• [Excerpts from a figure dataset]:
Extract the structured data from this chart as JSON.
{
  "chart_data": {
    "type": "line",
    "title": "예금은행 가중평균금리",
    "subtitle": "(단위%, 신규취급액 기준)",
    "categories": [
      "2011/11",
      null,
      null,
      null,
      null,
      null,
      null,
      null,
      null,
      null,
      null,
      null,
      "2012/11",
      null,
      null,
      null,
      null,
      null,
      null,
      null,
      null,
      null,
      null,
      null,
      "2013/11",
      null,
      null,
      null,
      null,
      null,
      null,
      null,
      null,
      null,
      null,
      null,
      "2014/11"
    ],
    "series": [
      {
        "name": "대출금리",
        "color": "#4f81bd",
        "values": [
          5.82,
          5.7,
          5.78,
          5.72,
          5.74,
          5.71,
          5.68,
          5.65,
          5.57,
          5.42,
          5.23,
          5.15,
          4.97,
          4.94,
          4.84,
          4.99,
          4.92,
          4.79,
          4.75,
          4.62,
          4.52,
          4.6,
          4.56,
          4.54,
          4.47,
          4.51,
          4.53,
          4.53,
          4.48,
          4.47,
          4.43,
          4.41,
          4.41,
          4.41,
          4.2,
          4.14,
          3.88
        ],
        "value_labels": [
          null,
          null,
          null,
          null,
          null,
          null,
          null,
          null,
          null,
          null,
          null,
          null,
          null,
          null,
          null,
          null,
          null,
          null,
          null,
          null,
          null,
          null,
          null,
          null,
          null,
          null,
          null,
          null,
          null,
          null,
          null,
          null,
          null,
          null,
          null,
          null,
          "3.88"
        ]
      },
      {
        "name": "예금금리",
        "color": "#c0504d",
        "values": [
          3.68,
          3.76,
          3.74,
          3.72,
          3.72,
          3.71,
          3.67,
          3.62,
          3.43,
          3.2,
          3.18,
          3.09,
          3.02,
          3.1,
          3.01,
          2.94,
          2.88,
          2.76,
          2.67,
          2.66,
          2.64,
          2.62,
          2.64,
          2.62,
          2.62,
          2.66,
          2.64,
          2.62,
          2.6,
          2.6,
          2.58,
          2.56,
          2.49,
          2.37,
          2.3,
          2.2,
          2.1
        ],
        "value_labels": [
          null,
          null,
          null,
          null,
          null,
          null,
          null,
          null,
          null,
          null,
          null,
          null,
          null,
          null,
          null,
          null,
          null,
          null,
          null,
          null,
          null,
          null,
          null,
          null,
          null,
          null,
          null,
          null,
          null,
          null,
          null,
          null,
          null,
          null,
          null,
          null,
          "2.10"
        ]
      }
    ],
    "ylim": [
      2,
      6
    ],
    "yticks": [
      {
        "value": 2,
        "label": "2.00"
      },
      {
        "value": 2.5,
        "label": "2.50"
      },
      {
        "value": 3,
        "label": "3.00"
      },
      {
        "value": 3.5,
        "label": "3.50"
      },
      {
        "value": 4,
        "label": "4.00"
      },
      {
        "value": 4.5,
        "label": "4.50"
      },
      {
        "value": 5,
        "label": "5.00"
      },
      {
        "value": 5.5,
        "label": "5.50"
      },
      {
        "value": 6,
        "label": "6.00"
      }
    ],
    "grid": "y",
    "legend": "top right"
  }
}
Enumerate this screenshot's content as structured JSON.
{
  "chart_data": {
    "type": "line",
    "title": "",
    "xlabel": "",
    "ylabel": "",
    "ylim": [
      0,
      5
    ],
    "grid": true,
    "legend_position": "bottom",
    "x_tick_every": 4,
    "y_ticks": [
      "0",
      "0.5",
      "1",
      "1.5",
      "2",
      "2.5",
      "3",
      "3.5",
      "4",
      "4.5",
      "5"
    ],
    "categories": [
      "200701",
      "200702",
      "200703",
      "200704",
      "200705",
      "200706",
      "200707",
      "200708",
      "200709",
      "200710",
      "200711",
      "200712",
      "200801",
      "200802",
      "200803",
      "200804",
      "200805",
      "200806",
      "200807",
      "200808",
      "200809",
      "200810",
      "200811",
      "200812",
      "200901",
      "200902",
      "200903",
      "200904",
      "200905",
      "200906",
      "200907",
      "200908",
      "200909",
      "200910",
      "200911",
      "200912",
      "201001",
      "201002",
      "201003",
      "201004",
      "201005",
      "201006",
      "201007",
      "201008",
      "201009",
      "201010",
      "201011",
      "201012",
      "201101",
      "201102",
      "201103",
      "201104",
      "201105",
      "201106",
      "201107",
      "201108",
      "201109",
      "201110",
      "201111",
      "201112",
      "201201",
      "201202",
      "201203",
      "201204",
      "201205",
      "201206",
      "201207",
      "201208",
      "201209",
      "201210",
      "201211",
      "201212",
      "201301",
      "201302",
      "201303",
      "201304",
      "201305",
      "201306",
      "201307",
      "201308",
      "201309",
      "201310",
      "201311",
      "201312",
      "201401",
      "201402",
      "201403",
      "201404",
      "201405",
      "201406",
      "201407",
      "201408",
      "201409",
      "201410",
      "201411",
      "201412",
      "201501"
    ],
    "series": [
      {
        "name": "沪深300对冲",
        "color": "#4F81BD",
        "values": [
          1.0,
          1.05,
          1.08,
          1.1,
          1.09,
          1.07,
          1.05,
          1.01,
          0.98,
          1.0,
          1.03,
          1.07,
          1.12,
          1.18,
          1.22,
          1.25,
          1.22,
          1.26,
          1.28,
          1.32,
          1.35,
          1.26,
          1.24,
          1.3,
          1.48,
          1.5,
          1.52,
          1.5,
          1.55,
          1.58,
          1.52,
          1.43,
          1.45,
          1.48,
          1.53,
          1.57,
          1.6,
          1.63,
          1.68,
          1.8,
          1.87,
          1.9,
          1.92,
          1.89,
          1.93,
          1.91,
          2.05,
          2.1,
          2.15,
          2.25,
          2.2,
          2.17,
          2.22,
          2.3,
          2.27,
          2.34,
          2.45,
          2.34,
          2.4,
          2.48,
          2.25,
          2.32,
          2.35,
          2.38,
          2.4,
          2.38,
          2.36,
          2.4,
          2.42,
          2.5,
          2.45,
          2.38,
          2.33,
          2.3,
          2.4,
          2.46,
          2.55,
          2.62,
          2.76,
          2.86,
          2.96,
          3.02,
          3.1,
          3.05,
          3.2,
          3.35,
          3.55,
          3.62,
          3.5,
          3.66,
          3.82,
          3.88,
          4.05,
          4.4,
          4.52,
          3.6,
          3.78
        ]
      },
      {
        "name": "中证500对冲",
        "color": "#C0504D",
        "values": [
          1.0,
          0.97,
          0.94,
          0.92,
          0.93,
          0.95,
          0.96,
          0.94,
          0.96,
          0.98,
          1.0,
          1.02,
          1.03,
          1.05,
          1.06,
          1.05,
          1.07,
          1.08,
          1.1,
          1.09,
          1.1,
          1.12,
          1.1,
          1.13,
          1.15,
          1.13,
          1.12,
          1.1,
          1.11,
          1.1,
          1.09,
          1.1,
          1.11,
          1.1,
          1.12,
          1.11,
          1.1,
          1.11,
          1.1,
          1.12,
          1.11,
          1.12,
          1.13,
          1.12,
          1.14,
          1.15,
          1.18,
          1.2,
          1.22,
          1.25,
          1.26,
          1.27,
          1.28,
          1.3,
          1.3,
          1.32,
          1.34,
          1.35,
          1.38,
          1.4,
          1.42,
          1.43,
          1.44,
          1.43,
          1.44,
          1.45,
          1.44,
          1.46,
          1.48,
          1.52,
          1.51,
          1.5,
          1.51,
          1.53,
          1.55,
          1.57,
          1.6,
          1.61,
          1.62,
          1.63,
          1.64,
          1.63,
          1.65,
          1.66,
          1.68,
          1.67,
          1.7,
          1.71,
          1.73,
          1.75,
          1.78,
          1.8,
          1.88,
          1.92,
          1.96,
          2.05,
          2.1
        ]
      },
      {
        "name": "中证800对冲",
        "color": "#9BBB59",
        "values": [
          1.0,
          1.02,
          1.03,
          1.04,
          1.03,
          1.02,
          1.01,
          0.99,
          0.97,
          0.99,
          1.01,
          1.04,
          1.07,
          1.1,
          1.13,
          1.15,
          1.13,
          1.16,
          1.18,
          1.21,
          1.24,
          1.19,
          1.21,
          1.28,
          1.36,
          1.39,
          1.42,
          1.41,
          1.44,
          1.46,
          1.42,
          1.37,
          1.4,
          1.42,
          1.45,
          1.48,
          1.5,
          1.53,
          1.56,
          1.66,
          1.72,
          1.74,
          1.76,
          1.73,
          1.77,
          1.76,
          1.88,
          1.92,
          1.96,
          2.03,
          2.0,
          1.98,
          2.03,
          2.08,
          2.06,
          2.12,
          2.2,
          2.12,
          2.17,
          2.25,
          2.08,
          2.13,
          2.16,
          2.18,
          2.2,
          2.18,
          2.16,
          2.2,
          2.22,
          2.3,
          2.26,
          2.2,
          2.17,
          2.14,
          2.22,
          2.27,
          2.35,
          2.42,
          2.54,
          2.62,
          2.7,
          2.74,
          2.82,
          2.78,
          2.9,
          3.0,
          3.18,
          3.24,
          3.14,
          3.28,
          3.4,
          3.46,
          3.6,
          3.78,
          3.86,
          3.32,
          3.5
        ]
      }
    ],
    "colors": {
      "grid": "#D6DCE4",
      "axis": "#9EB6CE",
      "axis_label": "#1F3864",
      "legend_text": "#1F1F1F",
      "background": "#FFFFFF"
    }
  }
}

• [Exercise aim]: Return from the data every line that holds "JSON".

• [Exercise result]:
Extract the structured data from this chart as JSON.
Enumerate this screenshot's content as structured JSON.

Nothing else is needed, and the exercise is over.